[START RECORDS PROVIDED]

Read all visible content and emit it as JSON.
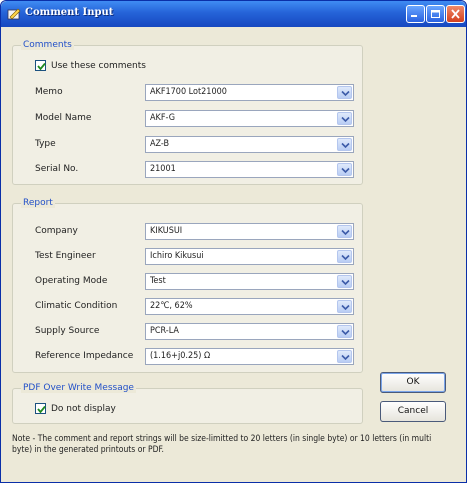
{
  "window": {
    "title": "Comment Input"
  },
  "comments": {
    "group_title": "Comments",
    "use_checkbox": {
      "label": "Use these comments",
      "checked": true
    },
    "fields": [
      {
        "label": "Memo",
        "value": "AKF1700 Lot21000"
      },
      {
        "label": "Model Name",
        "value": "AKF-G"
      },
      {
        "label": "Type",
        "value": "AZ-B"
      },
      {
        "label": "Serial No.",
        "value": "21001"
      }
    ]
  },
  "report": {
    "group_title": "Report",
    "fields": [
      {
        "label": "Company",
        "value": "KIKUSUI"
      },
      {
        "label": "Test Engineer",
        "value": "Ichiro Kikusui"
      },
      {
        "label": "Operating Mode",
        "value": "Test"
      },
      {
        "label": "Climatic Condition",
        "value": "22℃, 62%"
      },
      {
        "label": "Supply Source",
        "value": "PCR-LA"
      },
      {
        "label": "Reference Impedance",
        "value": "(1.16+j0.25) Ω"
      }
    ]
  },
  "pdf": {
    "group_title": "PDF Over Write Message",
    "checkbox": {
      "label": "Do not display",
      "checked": true
    }
  },
  "buttons": {
    "ok": "OK",
    "cancel": "Cancel"
  },
  "note": "Note - The comment and report strings will be size-limitted to 20 letters (in single byte) or 10 letters (in multi byte) in the generated printouts or PDF.",
  "colors": {
    "title_bar": "#2563d8",
    "group_title": "#2250c8",
    "window_bg": "#ece9d8"
  }
}
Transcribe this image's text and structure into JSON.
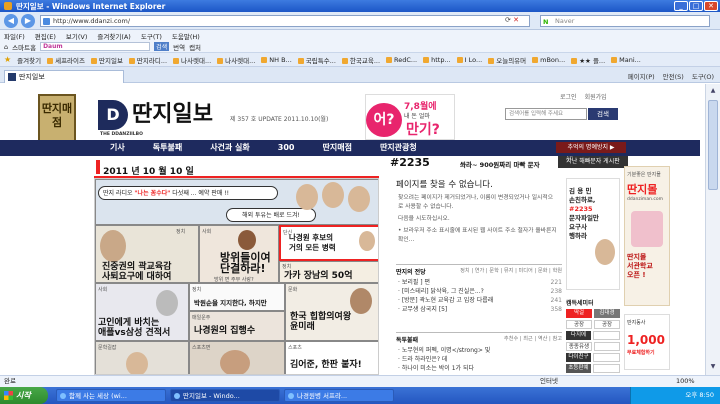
{
  "window": {
    "title": "딴지일보 - Windows Internet Explorer",
    "minimize": "_",
    "maximize": "□",
    "close": "✕"
  },
  "address": {
    "back": "◀",
    "forward": "▶",
    "url": "http://www.ddanzi.com/",
    "refresh": "⟳",
    "stop": "✕",
    "search_label": "Naver",
    "search_placeholder": "Naver"
  },
  "menu": [
    "파일(F)",
    "편집(E)",
    "보기(V)",
    "즐겨찾기(A)",
    "도구(T)",
    "도움말(H)"
  ],
  "toolbar": {
    "smart": "스마트홈",
    "daum_box": "Daum",
    "go": "검색",
    "translate": "번역",
    "capture": "캡처"
  },
  "favorites": {
    "label": "즐겨찾기",
    "items": [
      "세프라이즈",
      "딴지일보",
      "딴지라디...",
      "나사렛대...",
      "나사렛대...",
      "NH B...",
      "국립특수...",
      "한국교육...",
      "RedC...",
      "http...",
      "I Lo...",
      "오늘의유머",
      "mBon...",
      "★★ 플...",
      "Mani..."
    ]
  },
  "tab": {
    "label": "딴지일보",
    "tools": [
      "페이지(P)",
      "안전(S)",
      "도구(O)"
    ]
  },
  "site": {
    "logo_box": "딴지매점",
    "logo_mark": "D",
    "brand": "딴지일보",
    "brand_sub": "THE DDANZIILBO",
    "issue": "제 357 호 UPDATE 2011.10.10(월)",
    "ad_o": "어?",
    "ad_t1": "7,8월에",
    "ad_t2": "내 돈 얼마",
    "ad_t3": "만기?",
    "top_links": [
      "로그인",
      "회원가입"
    ],
    "search_placeholder": "검색어를 입력해 주세요",
    "search_button": "검색",
    "nav": [
      "기사",
      "독투불패",
      "사건과 실화",
      "300",
      "딴지매점",
      "딴지관광청"
    ],
    "hot_button": "추억의 명예방지 ▶"
  },
  "headline": {
    "date": "2011 년 10 월 10 일",
    "hashtag": "#2235",
    "hash_title": "쏴라~ 900원짜리 마빡 문자",
    "hash_button": "지난 해빠문자 게시판"
  },
  "cover": {
    "bubble1_pre": "딴지 라디오 ",
    "bubble1_em": "\"나는 꼼수다\"",
    "bubble1_post": " 다섯째 ... 예약 판매 !!",
    "bubble2": "해외 투유는 배로 드겨!",
    "p1": "진중권의 곽교육감\n사퇴요구에 대하여",
    "p1_cat": "정치",
    "p2": "방위들이여\n단결하라!",
    "p2_sub": "방위 면 주부 사랑?",
    "p2_cat": "사회",
    "p3_label": "단신",
    "p3": "나경원 후보의\n거의 모든 병력",
    "p4": "가카 장남의 50억",
    "p4_cat": "정치",
    "p5": "고인에게 바치는\n애플vs삼성 견적서",
    "p5_cat": "사회",
    "p6": "박원순을 지지한다, 하지만",
    "p6_cat": "정치",
    "p7": "한국 힙합의여왕\n윤미래",
    "p7_cat": "문화",
    "p8": "나경원의 집행수",
    "p8_cat": "매일운주",
    "p9_cat": "문학길잡",
    "p10_cat": "스포츠면",
    "p11_cat": "스포츠",
    "p11": "김어준, 한판 붙자!"
  },
  "notfound": {
    "title": "페이지를 찾을 수 없습니다.",
    "body": [
      "찾으려는 페이지가 제거되었거나, 이름이 변경되었거나 일시적으로 사용할 수 없습니다.",
      "다음을 시도하십시오.",
      "• 브라우저 주소 표시줄에 표시된 웹 사이트 주소 철자가 올바른지 확인..."
    ]
  },
  "jinsim": {
    "title": "딴지의 전당",
    "tabs": "정치 | 연가 | 문학 | 뮤지 | 미디어 | 문화 | 학원",
    "items": [
      {
        "t": "· 보리필 ] 편",
        "n": "221"
      },
      {
        "t": "· [미스테리] 닭삭육, 그 진실은...?",
        "n": "238"
      },
      {
        "t": "· [방문] 곽노현 교육감 고 입장 다룹래",
        "n": "241"
      },
      {
        "t": "· 교무생 삼국지 [5]",
        "n": "358"
      }
    ]
  },
  "dokpae": {
    "title": "독투불패",
    "tabs": "추천수 | 최근 | 역산 | 참고",
    "items": [
      {
        "t": "· 노무현의 퍼펙, 이명</strong> 및",
        "n": ""
      },
      {
        "t": "· 드라 하라인은? 데",
        "n": ""
      },
      {
        "t": "· 하나이 미소는 박이 1가 되다",
        "n": ""
      }
    ]
  },
  "sidebar": {
    "ad_label": "AD",
    "box_pre": "김 용 민",
    "box_l1": "손친하로,",
    "box_l2": "문자파일만",
    "box_l3": "요구사",
    "box_l4": "행하라",
    "box_red": "#2235",
    "menu_title": "캠득세미터",
    "rows": [
      [
        "딱걸",
        "김대경"
      ],
      [
        "공장",
        "공장"
      ],
      [
        "다지에",
        ""
      ],
      [
        "종종유생",
        ""
      ],
      [
        "다이친구",
        ""
      ],
      [
        "초등판예",
        ""
      ]
    ]
  },
  "rightad": {
    "head": "기분좋은 딴지몰",
    "big": "딴지몰",
    "site": "ddanziman.com",
    "t": "딴지몰\n서관학교\n오픈 !",
    "t2": "딴지동사",
    "b": "1,000",
    "s": "무료체험하기"
  },
  "status": {
    "text": "완료",
    "zone": "인터넷",
    "zoom": "100%"
  },
  "taskbar": {
    "start": "시작",
    "tasks": [
      "함께 사는 세상 (wi...",
      "딴지일보 - Windo...",
      "나경원병 서프라..."
    ],
    "clock": "오후 8:50"
  }
}
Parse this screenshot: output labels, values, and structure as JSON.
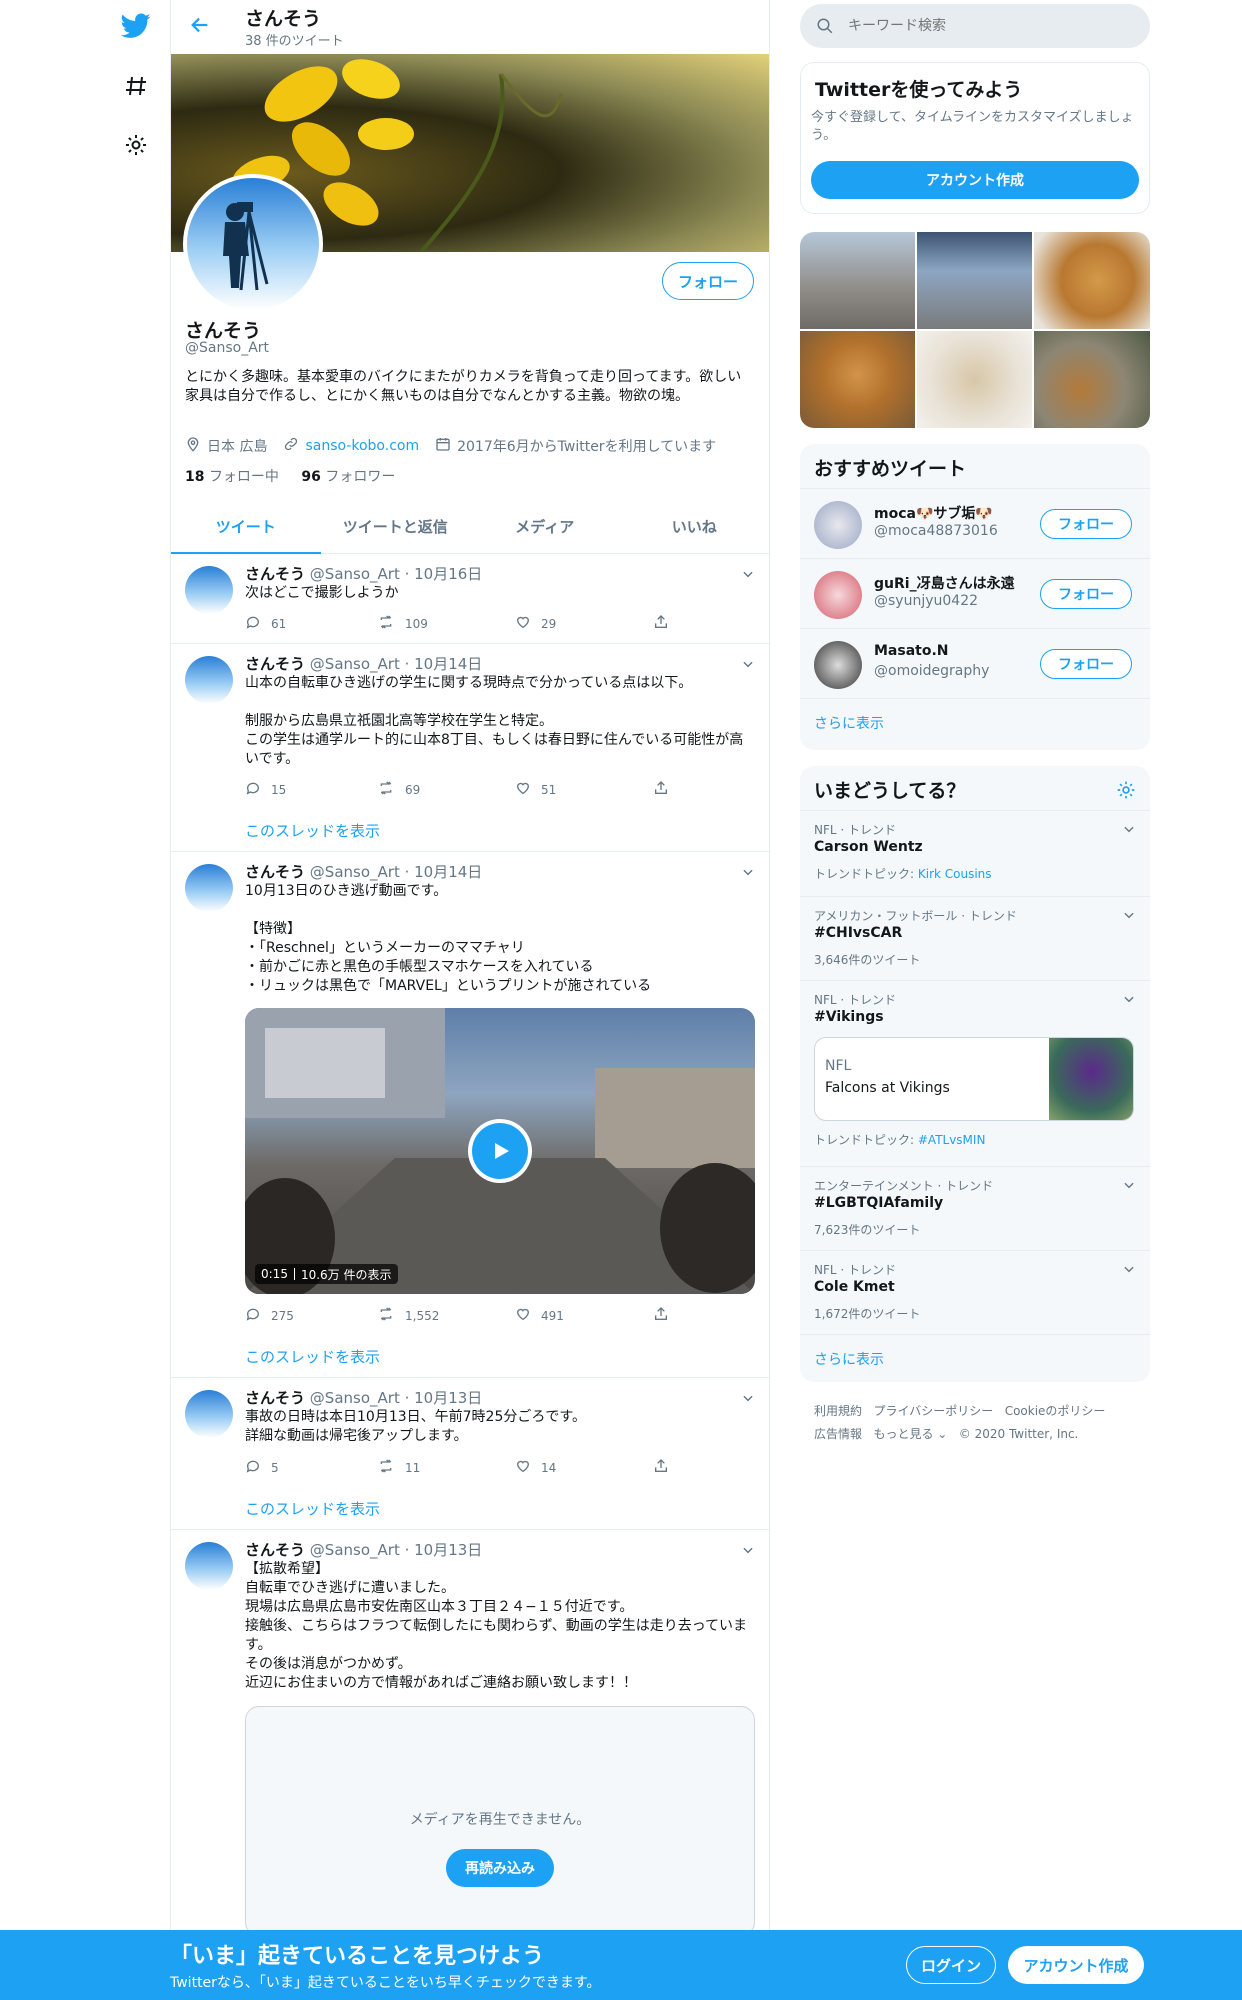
{
  "nav": {
    "logo": "twitter-bird-icon",
    "explore": "hashtag-icon",
    "settings": "gear-icon"
  },
  "header": {
    "title": "さんそう",
    "tweet_count": "38 件のツイート"
  },
  "profile": {
    "name": "さんそう",
    "handle": "@Sanso_Art",
    "follow_label": "フォロー",
    "bio": "とにかく多趣味。基本愛車のバイクにまたがりカメラを背負って走り回ってます。欲しい家具は自分で作るし、とにかく無いものは自分でなんとかする主義。物欲の塊。",
    "location": "日本 広島",
    "website": "sanso-kobo.com",
    "joined": "2017年6月からTwitterを利用しています",
    "following_count": "18",
    "following_label": "フォロー中",
    "followers_count": "96",
    "followers_label": "フォロワー"
  },
  "tabs": [
    "ツイート",
    "ツイートと返信",
    "メディア",
    "いいね"
  ],
  "tweets": [
    {
      "name": "さんそう",
      "meta": "@Sanso_Art · 10月16日",
      "text": "次はどこで撮影しようか",
      "replies": "61",
      "retweets": "109",
      "likes": "29"
    },
    {
      "name": "さんそう",
      "meta": "@Sanso_Art · 10月14日",
      "text": "山本の自転車ひき逃げの学生に関する現時点で分かっている点は以下。\n\n制服から広島県立祇園北高等学校在学生と特定。\nこの学生は通学ルート的に山本8丁目、もしくは春日野に住んでいる可能性が高いです。",
      "replies": "15",
      "retweets": "69",
      "likes": "51",
      "thread": "このスレッドを表示"
    },
    {
      "name": "さんそう",
      "meta": "@Sanso_Art · 10月14日",
      "text": "10月13日のひき逃げ動画です。\n\n【特徴】\n・「Reschnel」というメーカーのママチャリ\n・前かごに赤と黒色の手帳型スマホケースを入れている\n・リュックは黒色で「MARVEL」というプリントが施されている",
      "video_time": "0:15",
      "video_views": "10.6万 件の表示",
      "replies": "275",
      "retweets": "1,552",
      "likes": "491",
      "thread": "このスレッドを表示"
    },
    {
      "name": "さんそう",
      "meta": "@Sanso_Art · 10月13日",
      "text": "事故の日時は本日10月13日、午前7時25分ごろです。\n詳細な動画は帰宅後アップします。",
      "replies": "5",
      "retweets": "11",
      "likes": "14",
      "thread": "このスレッドを表示"
    },
    {
      "name": "さんそう",
      "meta": "@Sanso_Art · 10月13日",
      "text": "【拡散希望】\n自転車でひき逃げに遭いました。\n現場は広島県広島市安佐南区山本３丁目２４−１５付近です。\n接触後、こちらはフラつて転倒したにも関わらず、動画の学生は走り去っています。\nその後は消息がつかめず。\n近辺にお住まいの方で情報があればご連絡お願い致します！！",
      "media_error": "メディアを再生できません。",
      "reload": "再読み込み"
    }
  ],
  "search": {
    "placeholder": "キーワード検索"
  },
  "signup_card": {
    "title": "Twitterを使ってみよう",
    "text": "今すぐ登録して、タイムラインをカスタマイズしましょう。",
    "button": "アカウント作成"
  },
  "recommended": {
    "title": "おすすめツイート",
    "users": [
      {
        "name": "moca🐶サブ垢🐶",
        "handle": "@moca48873016",
        "follow": "フォロー"
      },
      {
        "name": "guRi_冴島さんは永遠",
        "handle": "@syunjyu0422",
        "follow": "フォロー"
      },
      {
        "name": "Masato.N",
        "handle": "@omoidegraphy",
        "follow": "フォロー"
      }
    ],
    "more": "さらに表示"
  },
  "trends": {
    "title": "いまどうしてる？",
    "items": [
      {
        "category": "NFL · トレンド",
        "title": "Carson Wentz",
        "sub_prefix": "トレンドトピック: ",
        "sub_link": "Kirk Cousins"
      },
      {
        "category": "アメリカン・フットボール · トレンド",
        "title": "#CHIvsCAR",
        "sub": "3,646件のツイート"
      },
      {
        "category": "NFL · トレンド",
        "title": "#Vikings",
        "card_kicker": "NFL",
        "card_title": "Falcons at Vikings",
        "sub_prefix": "トレンドトピック: ",
        "sub_link": "#ATLvsMIN"
      },
      {
        "category": "エンターテインメント · トレンド",
        "title": "#LGBTQIAfamily",
        "sub": "7,623件のツイート"
      },
      {
        "category": "NFL · トレンド",
        "title": "Cole Kmet",
        "sub": "1,672件のツイート"
      }
    ],
    "more": "さらに表示"
  },
  "footer": {
    "links1": [
      "利用規約",
      "プライバシーポリシー",
      "Cookieのポリシー"
    ],
    "links2": [
      "広告情報",
      "もっと見る ⌄",
      "© 2020 Twitter, Inc."
    ]
  },
  "bottom_bar": {
    "headline": "「いま」起きていることを見つけよう",
    "sub": "Twitterなら、「いま」起きていることをいち早くチェックできます。",
    "login": "ログイン",
    "signup": "アカウント作成"
  },
  "colors": {
    "accent": "#1da1f2",
    "muted": "#657786",
    "border": "#e6ecf0",
    "panel": "#f5f8fa"
  }
}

[END RECORDS PROVIDED]

→ PROBLEM DESCRIPTION
Gather each line holding the string "Naver".

→ RESULT OF THIS EXERCISE
    "search_label": "Naver",
    "search_placeholder": "Naver"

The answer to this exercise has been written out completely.